### Document excerpt

++++++++++

Tachysurus mica

Scientific classification
- Kingdom: Animalia
- Phylum: Chordata
- Class: Actinopterygii
- Division: Teleostei
- Order: Siluriformes
- Family: Bagridae
- Genus: Tachysurus
- Species: T. mica
- Binomial name: Tachysurus mica (Gromov, 1970)
- Synonyms: Mystus mica Gromov, 1970 ;

= Tachysurus mica =

- Genus: Tachysurus
- Species: mica
- Authority: (Gromov, 1970)

Species of ray-finned fish

Tachysurus mica is a fish of the family Bagridae that is widely distributed in Eastern Asia, spanning from the Russian Far East southward to Central China. It is a species of bagrid catfish and a member of the T. argentivittatus species complex.

== Appearance ==
Tachysurus mica reaches a maximum length of 6 cm.

The body is short and relatively high. A dark stripe runs along the upper part of the head from the snout and along the entire back to the caudal fin. A similar stripe also extends along the lateral line, passing onto both lobes of the caudal fin. A wide transverse band is located in front of the dorsal fin. Around the mouth, there are four pairs of barbels, of which the maxillary barbels usually reach the base of the pectoral fin. The pectoral spine is well developed, smooth on the outer side, with strong, slightly curved spines on its inner side.

Unlike T. argentivittatus, this form features a wide transverse band located specifically in front of the dorsal fin. It also possesses a distinct dark stripe running along the lateral line onto both lobes of the caudal fin, alongside the dorsal stripe.

++++++++++

### Work instruction 1
What taxonomic ranks and their values appear in the scientific classification of Tachysurus mica, from Kingdom through Species?
### Work instruction 2
According to the text about Tachysurus mica, how many pairs of barbels are around the fish's mouth?

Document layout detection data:
++++++++++

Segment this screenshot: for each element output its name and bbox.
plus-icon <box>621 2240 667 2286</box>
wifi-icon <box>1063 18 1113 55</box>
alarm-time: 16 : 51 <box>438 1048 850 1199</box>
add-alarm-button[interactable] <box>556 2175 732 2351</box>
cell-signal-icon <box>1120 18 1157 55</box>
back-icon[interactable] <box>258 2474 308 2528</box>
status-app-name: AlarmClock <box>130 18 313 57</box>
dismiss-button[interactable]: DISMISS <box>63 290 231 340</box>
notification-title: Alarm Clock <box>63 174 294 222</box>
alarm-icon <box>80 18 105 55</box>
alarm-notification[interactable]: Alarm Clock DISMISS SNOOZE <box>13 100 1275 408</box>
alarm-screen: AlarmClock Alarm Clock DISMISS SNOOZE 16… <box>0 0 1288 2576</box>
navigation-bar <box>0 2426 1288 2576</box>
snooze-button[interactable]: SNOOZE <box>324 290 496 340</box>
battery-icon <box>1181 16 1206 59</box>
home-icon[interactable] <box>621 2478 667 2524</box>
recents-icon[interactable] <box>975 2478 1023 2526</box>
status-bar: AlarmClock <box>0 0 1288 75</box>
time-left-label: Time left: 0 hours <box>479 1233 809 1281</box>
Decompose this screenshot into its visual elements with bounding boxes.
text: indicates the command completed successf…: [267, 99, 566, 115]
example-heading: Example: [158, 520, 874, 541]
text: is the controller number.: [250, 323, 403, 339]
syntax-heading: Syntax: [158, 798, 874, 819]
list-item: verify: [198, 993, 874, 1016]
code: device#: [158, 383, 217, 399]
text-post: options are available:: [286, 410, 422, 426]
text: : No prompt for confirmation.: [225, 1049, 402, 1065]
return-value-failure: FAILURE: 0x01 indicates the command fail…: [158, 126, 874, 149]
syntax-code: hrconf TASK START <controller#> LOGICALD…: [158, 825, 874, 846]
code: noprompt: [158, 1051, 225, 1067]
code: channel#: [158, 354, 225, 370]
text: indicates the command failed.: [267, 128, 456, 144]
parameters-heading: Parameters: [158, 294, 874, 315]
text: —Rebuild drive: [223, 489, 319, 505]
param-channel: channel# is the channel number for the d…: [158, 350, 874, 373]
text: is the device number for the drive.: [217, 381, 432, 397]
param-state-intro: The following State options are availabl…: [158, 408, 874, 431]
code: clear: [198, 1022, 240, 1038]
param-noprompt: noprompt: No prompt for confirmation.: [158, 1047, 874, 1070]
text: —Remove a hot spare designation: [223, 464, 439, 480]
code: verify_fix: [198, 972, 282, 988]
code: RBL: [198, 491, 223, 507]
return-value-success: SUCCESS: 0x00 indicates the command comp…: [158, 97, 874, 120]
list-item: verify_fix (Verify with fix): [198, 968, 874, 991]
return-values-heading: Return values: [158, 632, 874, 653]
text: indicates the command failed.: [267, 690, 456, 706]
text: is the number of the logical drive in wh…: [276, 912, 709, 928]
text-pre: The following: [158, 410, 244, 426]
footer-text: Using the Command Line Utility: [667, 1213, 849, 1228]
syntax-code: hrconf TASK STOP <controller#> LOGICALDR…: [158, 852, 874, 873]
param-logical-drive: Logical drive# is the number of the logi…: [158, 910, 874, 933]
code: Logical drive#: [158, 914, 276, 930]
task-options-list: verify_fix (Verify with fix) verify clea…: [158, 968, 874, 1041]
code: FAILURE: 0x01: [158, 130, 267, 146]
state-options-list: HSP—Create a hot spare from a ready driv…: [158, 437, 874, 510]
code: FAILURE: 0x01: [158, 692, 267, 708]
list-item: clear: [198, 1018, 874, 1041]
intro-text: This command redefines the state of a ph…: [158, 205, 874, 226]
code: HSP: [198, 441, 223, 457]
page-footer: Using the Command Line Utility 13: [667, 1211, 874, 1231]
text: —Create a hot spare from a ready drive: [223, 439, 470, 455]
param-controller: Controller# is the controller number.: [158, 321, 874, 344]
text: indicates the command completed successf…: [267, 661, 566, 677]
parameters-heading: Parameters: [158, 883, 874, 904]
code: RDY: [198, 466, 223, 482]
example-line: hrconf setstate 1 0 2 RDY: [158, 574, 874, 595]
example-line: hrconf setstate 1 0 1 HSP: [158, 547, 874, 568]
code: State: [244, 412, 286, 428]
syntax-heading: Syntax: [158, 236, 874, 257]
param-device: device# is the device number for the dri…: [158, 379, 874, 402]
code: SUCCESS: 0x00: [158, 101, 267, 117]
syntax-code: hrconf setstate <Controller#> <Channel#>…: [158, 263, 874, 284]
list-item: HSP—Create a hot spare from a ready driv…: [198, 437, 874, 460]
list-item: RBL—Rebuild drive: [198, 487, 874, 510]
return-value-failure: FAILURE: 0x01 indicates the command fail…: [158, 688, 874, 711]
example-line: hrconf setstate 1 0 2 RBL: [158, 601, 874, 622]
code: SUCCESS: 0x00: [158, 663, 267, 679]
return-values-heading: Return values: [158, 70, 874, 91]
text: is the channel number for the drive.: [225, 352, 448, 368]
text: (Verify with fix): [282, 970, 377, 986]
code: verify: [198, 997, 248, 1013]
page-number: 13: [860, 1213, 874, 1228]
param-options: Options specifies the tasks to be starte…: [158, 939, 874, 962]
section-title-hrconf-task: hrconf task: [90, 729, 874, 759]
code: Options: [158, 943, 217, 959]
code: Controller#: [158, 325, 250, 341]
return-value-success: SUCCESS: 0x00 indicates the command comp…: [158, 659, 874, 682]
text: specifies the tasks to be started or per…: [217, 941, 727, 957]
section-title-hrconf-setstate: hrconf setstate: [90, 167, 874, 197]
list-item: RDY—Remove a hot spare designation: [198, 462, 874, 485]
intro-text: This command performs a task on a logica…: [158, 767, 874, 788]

++++++++++

### Exercise result 1
Kingdom: Animalia
Phylum: Chordata
Class: Actinopterygii
Division: Teleostei
Order: Siluriformes
Family: Bagridae
Genus: Tachysurus
Species: T. mica

### Exercise result 2
Four pairs.